Aim of the exercise: Write out the listing beneath this instruction in its entirety, exactly as it reads.

Provided data:
§
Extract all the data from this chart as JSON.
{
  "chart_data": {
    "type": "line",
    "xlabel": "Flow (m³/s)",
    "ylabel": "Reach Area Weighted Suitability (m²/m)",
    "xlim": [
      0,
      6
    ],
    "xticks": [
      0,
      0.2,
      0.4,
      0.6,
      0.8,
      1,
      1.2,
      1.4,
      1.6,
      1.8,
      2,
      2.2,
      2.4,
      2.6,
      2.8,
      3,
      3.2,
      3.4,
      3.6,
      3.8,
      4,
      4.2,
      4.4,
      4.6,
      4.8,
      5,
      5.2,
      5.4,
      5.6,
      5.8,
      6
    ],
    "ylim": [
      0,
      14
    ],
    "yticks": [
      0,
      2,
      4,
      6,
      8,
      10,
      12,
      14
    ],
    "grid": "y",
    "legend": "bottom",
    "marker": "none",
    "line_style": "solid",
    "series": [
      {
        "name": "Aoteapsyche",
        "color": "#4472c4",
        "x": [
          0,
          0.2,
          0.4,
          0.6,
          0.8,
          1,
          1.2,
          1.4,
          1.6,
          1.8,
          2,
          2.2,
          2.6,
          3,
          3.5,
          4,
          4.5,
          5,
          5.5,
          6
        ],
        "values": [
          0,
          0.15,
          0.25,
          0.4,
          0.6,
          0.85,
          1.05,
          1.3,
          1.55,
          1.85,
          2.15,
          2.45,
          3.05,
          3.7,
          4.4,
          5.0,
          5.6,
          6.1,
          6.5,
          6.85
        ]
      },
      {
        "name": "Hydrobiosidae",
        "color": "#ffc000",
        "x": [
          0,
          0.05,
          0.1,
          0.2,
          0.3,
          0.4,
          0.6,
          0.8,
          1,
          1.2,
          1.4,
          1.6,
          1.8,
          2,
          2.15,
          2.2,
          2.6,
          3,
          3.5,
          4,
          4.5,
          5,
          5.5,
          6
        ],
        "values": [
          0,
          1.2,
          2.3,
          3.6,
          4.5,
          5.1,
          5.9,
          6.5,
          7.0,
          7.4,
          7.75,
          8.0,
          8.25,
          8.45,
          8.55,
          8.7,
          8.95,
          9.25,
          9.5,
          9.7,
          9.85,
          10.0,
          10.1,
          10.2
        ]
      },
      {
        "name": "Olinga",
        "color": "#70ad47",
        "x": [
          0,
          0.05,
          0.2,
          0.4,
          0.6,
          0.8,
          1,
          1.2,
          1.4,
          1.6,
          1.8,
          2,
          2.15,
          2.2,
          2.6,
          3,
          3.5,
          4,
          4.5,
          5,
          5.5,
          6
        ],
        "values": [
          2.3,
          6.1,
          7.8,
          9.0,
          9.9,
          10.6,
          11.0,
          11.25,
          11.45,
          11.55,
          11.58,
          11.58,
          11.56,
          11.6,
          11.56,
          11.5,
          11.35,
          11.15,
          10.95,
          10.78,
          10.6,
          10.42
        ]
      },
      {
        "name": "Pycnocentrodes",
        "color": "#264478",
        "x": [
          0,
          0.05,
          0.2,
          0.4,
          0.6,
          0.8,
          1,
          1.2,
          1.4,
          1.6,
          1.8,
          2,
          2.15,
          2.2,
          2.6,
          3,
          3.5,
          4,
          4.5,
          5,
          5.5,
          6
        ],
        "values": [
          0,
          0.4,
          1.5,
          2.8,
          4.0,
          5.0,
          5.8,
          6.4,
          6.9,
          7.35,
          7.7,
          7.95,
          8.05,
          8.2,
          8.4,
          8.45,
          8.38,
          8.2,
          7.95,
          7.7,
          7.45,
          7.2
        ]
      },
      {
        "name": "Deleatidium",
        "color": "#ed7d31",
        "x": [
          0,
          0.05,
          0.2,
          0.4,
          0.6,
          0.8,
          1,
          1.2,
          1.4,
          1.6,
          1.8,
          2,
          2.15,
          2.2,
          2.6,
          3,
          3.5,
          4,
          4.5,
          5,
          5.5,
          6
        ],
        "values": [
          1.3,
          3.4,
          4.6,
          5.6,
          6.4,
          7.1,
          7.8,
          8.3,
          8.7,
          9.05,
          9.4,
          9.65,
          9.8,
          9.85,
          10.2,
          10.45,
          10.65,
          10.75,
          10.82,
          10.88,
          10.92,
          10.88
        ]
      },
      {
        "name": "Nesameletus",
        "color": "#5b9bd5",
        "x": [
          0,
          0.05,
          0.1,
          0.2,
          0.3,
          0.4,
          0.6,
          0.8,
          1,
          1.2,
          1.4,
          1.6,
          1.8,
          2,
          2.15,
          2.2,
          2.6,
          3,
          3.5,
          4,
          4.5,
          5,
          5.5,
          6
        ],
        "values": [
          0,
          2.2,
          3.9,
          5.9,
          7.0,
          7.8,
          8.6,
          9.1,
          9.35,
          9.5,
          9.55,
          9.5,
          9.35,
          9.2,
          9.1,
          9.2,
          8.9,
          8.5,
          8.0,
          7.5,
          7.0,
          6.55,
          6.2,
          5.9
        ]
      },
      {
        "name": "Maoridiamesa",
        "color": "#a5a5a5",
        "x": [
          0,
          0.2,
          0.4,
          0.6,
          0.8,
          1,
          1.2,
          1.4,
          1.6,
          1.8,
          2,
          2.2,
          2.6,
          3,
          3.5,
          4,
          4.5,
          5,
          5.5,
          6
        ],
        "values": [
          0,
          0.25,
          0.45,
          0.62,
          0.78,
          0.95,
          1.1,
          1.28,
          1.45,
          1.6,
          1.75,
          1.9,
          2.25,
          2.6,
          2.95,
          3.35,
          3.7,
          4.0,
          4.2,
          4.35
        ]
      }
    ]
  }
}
§
Result for this task:
Extract all the data from this chart as JSON.
{
  "chart_data": {
    "type": "line",
    "xlabel": "Flow (m³/s)",
    "ylabel": "Reach Area Weighted Suitability (m²/m)",
    "xlim": [
      0,
      6
    ],
    "xticks": [
      0,
      0.2,
      0.4,
      0.6,
      0.8,
      1,
      1.2,
      1.4,
      1.6,
      1.8,
      2,
      2.2,
      2.4,
      2.6,
      2.8,
      3,
      3.2,
      3.4,
      3.6,
      3.8,
      4,
      4.2,
      4.4,
      4.6,
      4.8,
      5,
      5.2,
      5.4,
      5.6,
      5.8,
      6
    ],
    "ylim": [
      0,
      14
    ],
    "yticks": [
      0,
      2,
      4,
      6,
      8,
      10,
      12,
      14
    ],
    "grid": "y",
    "legend": "bottom",
    "marker": "none",
    "line_style": "solid",
    "series": [
      {
        "name": "Aoteapsyche",
        "color": "#4472c4",
        "x": [
          0,
          0.2,
          0.4,
          0.6,
          0.8,
          1,
          1.2,
          1.4,
          1.6,
          1.8,
          2,
          2.2,
          2.6,
          3,
          3.5,
          4,
          4.5,
          5,
          5.5,
          6
        ],
        "values": [
          0,
          0.15,
          0.25,
          0.4,
          0.6,
          0.85,
          1.05,
          1.3,
          1.55,
          1.85,
          2.15,
          2.45,
          3.05,
          3.7,
          4.4,
          5.0,
          5.6,
          6.1,
          6.5,
          6.85
        ]
      },
      {
        "name": "Hydrobiosidae",
        "color": "#ffc000",
        "x": [
          0,
          0.05,
          0.1,
          0.2,
          0.3,
          0.4,
          0.6,
          0.8,
          1,
          1.2,
          1.4,
          1.6,
          1.8,
          2,
          2.15,
          2.2,
          2.6,
          3,
          3.5,
          4,
          4.5,
          5,
          5.5,
          6
        ],
        "values": [
          0,
          1.2,
          2.3,
          3.6,
          4.5,
          5.1,
          5.9,
          6.5,
          7.0,
          7.4,
          7.75,
          8.0,
          8.25,
          8.45,
          8.55,
          8.7,
          8.95,
          9.25,
          9.5,
          9.7,
          9.85,
          10.0,
          10.1,
          10.2
        ]
      },
      {
        "name": "Olinga",
        "color": "#70ad47",
        "x": [
          0,
          0.05,
          0.2,
          0.4,
          0.6,
          0.8,
          1,
          1.2,
          1.4,
          1.6,
          1.8,
          2,
          2.15,
          2.2,
          2.6,
          3,
          3.5,
          4,
          4.5,
          5,
          5.5,
          6
        ],
        "values": [
          2.3,
          6.1,
          7.8,
          9.0,
          9.9,
          10.6,
          11.0,
          11.25,
          11.45,
          11.55,
          11.58,
          11.58,
          11.56,
          11.6,
          11.56,
          11.5,
          11.35,
          11.15,
          10.95,
          10.78,
          10.6,
          10.42
        ]
      },
      {
        "name": "Pycnocentrodes",
        "color": "#264478",
        "x": [
          0,
          0.05,
          0.2,
          0.4,
          0.6,
          0.8,
          1,
          1.2,
          1.4,
          1.6,
          1.8,
          2,
          2.15,
          2.2,
          2.6,
          3,
          3.5,
          4,
          4.5,
          5,
          5.5,
          6
        ],
        "values": [
          0,
          0.4,
          1.5,
          2.8,
          4.0,
          5.0,
          5.8,
          6.4,
          6.9,
          7.35,
          7.7,
          7.95,
          8.05,
          8.2,
          8.4,
          8.45,
          8.38,
          8.2,
          7.95,
          7.7,
          7.45,
          7.2
        ]
      },
      {
        "name": "Deleatidium",
        "color": "#ed7d31",
        "x": [
          0,
          0.05,
          0.2,
          0.4,
          0.6,
          0.8,
          1,
          1.2,
          1.4,
          1.6,
          1.8,
          2,
          2.15,
          2.2,
          2.6,
          3,
          3.5,
          4,
          4.5,
          5,
          5.5,
          6
        ],
        "values": [
          1.3,
          3.4,
          4.6,
          5.6,
          6.4,
          7.1,
          7.8,
          8.3,
          8.7,
          9.05,
          9.4,
          9.65,
          9.8,
          9.85,
          10.2,
          10.45,
          10.65,
          10.75,
          10.82,
          10.88,
          10.92,
          10.88
        ]
      },
      {
        "name": "Nesameletus",
        "color": "#5b9bd5",
        "x": [
          0,
          0.05,
          0.1,
          0.2,
          0.3,
          0.4,
          0.6,
          0.8,
          1,
          1.2,
          1.4,
          1.6,
          1.8,
          2,
          2.15,
          2.2,
          2.6,
          3,
          3.5,
          4,
          4.5,
          5,
          5.5,
          6
        ],
        "values": [
          0,
          2.2,
          3.9,
          5.9,
          7.0,
          7.8,
          8.6,
          9.1,
          9.35,
          9.5,
          9.55,
          9.5,
          9.35,
          9.2,
          9.1,
          9.2,
          8.9,
          8.5,
          8.0,
          7.5,
          7.0,
          6.55,
          6.2,
          5.9
        ]
      },
      {
        "name": "Maoridiamesa",
        "color": "#a5a5a5",
        "x": [
          0,
          0.2,
          0.4,
          0.6,
          0.8,
          1,
          1.2,
          1.4,
          1.6,
          1.8,
          2,
          2.2,
          2.6,
          3,
          3.5,
          4,
          4.5,
          5,
          5.5,
          6
        ],
        "values": [
          0,
          0.25,
          0.45,
          0.62,
          0.78,
          0.95,
          1.1,
          1.28,
          1.45,
          1.6,
          1.75,
          1.9,
          2.25,
          2.6,
          2.95,
          3.35,
          3.7,
          4.0,
          4.2,
          4.35
        ]
      }
    ]
  }
}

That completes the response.